━━━ Data supplied ━━━

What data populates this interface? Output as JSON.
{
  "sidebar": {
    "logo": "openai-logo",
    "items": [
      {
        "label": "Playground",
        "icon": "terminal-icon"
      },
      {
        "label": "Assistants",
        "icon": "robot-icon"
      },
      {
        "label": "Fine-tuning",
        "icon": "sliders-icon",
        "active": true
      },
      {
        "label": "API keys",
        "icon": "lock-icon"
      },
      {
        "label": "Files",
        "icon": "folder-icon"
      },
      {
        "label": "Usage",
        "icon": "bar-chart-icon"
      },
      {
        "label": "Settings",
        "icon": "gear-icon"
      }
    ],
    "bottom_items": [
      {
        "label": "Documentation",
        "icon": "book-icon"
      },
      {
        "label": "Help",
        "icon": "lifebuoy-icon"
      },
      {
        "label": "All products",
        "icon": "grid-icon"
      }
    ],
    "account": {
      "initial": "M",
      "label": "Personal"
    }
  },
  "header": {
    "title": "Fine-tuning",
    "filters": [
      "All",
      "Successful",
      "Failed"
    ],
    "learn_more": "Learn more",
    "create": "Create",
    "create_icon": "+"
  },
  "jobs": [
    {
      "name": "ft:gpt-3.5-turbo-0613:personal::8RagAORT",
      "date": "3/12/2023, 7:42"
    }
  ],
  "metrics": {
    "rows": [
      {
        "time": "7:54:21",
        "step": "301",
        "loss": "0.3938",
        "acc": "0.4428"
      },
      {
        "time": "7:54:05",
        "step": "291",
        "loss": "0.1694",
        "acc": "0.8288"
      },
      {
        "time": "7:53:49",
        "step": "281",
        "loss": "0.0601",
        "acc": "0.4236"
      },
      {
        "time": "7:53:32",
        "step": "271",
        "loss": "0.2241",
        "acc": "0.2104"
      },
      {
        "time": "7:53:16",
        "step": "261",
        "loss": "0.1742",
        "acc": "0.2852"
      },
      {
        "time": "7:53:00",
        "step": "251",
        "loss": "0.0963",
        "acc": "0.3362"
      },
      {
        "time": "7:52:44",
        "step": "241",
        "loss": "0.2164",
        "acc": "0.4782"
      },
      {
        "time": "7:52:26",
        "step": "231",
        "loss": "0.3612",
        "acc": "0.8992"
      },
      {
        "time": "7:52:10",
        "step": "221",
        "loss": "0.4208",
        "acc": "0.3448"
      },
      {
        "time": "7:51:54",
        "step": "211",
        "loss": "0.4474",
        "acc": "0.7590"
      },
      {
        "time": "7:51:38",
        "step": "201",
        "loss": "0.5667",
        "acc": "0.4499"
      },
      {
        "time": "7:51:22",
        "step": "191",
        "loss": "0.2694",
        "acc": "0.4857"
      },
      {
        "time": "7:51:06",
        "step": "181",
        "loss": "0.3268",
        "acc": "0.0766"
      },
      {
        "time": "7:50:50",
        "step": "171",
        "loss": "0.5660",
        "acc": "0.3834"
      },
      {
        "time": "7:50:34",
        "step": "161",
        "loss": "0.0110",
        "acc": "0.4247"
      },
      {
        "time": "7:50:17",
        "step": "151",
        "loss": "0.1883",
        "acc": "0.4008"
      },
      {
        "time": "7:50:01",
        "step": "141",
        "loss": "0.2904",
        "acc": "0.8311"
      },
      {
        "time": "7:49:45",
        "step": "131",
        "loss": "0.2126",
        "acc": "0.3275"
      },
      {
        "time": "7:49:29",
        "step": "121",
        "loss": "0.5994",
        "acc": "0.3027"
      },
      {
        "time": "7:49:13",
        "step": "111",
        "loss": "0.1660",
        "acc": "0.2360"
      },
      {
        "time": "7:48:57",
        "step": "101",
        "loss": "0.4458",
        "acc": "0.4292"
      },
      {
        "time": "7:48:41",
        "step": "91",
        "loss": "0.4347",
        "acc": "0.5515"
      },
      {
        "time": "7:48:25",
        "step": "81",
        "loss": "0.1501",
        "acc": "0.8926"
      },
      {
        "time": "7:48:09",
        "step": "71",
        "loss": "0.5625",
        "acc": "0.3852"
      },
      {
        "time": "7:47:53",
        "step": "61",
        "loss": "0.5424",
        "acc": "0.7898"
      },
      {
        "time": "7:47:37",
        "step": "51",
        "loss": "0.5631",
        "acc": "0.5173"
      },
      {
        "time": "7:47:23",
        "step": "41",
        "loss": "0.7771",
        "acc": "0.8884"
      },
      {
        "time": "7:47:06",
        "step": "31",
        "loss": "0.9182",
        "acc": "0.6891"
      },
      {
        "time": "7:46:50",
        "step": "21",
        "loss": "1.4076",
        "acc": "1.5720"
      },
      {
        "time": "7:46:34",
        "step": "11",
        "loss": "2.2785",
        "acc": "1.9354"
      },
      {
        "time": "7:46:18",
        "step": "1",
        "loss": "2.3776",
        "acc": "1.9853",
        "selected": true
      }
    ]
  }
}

━━━

**Task goal:**
Copy each line of the listing in which the word "tuning" can be found.

**Reply to the task:**
        "label": "Fine-tuning",
    "title": "Fine-tuning",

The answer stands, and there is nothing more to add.